SET PROBLEM: Go through the material below and copy each line where the word "пищи" appears.

(Data entries)

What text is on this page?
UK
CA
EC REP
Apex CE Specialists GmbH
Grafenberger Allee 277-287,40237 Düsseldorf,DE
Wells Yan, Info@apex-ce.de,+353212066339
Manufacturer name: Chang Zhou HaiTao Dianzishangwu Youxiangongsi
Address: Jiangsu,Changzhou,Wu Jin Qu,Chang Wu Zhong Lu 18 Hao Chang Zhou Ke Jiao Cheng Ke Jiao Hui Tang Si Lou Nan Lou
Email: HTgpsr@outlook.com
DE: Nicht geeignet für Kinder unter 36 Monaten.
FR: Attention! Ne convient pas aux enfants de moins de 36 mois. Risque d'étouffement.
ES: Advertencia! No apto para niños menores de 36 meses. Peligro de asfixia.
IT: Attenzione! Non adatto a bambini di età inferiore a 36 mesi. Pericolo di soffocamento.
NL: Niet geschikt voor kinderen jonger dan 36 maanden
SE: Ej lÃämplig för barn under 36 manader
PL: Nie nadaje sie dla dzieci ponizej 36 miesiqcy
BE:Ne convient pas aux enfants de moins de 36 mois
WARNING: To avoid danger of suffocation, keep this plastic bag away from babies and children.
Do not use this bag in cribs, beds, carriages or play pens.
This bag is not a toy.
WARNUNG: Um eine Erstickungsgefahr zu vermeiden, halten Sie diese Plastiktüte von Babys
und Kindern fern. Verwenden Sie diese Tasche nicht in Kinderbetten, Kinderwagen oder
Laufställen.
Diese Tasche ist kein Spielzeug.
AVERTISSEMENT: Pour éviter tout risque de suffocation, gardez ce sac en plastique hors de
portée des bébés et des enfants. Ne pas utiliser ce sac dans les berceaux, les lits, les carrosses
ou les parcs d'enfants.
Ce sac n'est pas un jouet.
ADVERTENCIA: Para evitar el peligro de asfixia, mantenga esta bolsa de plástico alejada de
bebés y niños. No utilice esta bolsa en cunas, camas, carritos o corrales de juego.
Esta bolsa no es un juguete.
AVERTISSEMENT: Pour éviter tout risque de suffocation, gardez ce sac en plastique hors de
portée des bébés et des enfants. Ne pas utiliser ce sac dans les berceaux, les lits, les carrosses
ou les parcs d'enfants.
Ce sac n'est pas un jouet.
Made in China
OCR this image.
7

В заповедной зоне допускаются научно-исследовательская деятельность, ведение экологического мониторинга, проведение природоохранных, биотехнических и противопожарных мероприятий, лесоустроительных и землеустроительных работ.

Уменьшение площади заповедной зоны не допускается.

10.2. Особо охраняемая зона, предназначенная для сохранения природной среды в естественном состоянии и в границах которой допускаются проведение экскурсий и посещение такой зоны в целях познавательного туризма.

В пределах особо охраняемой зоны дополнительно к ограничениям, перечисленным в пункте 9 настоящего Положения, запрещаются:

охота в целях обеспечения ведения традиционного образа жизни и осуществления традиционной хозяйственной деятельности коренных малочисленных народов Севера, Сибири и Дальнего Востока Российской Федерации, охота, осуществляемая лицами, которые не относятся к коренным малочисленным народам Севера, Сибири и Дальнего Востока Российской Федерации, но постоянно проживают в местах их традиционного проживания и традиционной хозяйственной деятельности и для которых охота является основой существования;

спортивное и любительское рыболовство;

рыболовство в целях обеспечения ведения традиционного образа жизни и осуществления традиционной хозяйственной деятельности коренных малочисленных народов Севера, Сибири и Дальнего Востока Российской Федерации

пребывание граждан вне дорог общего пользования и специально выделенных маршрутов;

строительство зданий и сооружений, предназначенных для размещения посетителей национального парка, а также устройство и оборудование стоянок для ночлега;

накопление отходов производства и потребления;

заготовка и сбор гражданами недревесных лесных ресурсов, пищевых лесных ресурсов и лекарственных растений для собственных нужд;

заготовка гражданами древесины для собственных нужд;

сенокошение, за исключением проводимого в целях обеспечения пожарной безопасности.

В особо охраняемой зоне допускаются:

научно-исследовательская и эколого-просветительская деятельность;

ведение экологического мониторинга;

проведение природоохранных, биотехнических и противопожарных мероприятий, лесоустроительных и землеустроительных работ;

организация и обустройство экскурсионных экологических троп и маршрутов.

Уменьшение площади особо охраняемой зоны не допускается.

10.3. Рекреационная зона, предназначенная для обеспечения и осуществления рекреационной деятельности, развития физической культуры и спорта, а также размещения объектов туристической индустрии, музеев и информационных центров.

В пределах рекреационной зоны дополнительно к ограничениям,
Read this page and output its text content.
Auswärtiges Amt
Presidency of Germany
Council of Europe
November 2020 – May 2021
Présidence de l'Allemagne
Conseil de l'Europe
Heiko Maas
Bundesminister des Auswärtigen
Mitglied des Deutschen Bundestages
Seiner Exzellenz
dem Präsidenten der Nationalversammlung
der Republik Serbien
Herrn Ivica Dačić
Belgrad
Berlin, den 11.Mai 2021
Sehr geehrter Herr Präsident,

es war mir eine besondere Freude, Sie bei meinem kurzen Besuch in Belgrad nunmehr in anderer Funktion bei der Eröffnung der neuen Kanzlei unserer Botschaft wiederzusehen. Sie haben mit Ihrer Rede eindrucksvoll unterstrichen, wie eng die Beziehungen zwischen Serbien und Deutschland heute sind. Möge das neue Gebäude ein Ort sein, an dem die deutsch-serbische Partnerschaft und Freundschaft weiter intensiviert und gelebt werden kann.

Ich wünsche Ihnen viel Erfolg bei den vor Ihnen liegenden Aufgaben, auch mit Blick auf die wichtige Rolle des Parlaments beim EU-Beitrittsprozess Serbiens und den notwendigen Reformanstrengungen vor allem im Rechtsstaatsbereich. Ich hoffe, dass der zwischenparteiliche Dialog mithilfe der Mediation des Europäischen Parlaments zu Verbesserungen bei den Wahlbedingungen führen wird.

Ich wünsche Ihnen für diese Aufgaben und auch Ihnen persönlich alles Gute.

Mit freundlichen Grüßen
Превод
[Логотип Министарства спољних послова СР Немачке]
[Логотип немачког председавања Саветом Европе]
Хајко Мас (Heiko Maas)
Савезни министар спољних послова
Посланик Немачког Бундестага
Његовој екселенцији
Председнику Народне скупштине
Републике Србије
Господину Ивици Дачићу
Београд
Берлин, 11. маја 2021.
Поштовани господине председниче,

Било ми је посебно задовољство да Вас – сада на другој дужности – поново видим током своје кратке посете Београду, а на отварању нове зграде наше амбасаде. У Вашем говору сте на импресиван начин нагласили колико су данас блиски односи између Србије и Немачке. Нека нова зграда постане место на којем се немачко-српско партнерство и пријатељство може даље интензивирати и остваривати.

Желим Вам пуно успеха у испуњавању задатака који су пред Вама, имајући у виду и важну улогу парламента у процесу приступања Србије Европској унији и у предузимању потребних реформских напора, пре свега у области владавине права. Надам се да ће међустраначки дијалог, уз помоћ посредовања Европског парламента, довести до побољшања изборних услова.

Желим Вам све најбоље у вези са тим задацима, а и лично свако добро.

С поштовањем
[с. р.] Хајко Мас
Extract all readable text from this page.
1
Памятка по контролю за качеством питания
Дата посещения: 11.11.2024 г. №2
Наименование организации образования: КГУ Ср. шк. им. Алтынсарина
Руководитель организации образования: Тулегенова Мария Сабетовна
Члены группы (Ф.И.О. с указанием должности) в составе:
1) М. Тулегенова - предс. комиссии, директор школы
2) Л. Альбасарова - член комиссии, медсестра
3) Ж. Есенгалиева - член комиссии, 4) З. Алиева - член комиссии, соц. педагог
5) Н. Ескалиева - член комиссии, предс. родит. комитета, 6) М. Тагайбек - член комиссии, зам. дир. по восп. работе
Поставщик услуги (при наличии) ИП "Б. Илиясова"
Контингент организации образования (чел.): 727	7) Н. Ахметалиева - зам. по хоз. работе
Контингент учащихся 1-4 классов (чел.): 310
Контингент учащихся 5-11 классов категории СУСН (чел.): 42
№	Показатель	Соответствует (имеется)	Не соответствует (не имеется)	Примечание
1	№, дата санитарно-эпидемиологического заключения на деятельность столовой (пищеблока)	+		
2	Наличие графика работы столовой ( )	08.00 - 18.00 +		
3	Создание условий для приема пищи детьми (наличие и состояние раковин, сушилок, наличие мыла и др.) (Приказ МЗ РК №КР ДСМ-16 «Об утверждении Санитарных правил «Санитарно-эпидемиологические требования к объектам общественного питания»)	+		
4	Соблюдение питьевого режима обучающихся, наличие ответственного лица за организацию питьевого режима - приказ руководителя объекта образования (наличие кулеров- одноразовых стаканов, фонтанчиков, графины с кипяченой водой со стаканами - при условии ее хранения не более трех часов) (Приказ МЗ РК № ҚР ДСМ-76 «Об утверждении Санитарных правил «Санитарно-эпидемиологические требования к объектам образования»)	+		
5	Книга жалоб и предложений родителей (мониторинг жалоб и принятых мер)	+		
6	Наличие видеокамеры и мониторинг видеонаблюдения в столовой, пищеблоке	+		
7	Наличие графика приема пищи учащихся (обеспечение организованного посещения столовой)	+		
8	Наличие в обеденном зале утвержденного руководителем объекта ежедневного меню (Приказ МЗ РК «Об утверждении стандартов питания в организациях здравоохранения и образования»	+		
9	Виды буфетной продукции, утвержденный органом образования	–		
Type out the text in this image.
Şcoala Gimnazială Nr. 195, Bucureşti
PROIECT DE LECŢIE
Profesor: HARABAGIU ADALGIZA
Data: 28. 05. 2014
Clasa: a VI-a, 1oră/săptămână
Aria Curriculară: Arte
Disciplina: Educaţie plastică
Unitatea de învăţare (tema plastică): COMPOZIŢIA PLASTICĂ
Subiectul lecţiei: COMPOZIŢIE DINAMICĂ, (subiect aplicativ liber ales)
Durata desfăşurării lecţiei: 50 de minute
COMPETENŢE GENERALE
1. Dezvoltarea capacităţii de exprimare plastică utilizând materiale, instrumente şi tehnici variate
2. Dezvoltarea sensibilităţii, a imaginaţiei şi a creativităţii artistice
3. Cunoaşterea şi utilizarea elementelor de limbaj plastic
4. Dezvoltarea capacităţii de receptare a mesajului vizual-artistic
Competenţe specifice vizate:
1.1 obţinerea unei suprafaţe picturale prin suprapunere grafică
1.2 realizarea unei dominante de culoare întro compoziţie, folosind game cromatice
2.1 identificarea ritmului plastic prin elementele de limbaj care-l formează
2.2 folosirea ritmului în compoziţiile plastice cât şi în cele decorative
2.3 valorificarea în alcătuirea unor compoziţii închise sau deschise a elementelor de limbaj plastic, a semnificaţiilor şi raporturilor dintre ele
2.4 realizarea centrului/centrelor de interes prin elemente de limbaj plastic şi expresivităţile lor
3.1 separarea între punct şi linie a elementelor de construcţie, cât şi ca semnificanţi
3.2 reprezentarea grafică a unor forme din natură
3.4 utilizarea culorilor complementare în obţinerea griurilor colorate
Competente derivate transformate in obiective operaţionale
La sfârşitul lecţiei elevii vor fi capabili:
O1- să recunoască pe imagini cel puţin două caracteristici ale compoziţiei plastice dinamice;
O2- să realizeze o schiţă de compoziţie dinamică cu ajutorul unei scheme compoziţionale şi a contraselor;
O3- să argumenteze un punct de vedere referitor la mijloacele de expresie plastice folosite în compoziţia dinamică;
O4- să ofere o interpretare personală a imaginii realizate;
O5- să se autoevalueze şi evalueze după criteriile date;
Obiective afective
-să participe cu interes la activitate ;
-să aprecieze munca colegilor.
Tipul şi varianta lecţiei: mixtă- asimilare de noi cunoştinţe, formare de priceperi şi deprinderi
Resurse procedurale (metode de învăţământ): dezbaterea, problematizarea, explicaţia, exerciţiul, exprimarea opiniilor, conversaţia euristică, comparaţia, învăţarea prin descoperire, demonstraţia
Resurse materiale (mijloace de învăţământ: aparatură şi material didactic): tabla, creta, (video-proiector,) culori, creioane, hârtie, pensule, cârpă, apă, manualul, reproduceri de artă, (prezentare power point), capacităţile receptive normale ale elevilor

WORKED ANSWER:
3	Создание условий для приема пищи детьми (наличие и состояние раковин, сушилок, наличие мыла и др.) (Приказ МЗ РК №КР ДСМ-16 «Об утверждении Санитарных правил «Санитарно-эпидемиологические требования к объектам общественного питания»)	+		
7	Наличие графика приема пищи учащихся (обеспечение организованного посещения столовой)	+		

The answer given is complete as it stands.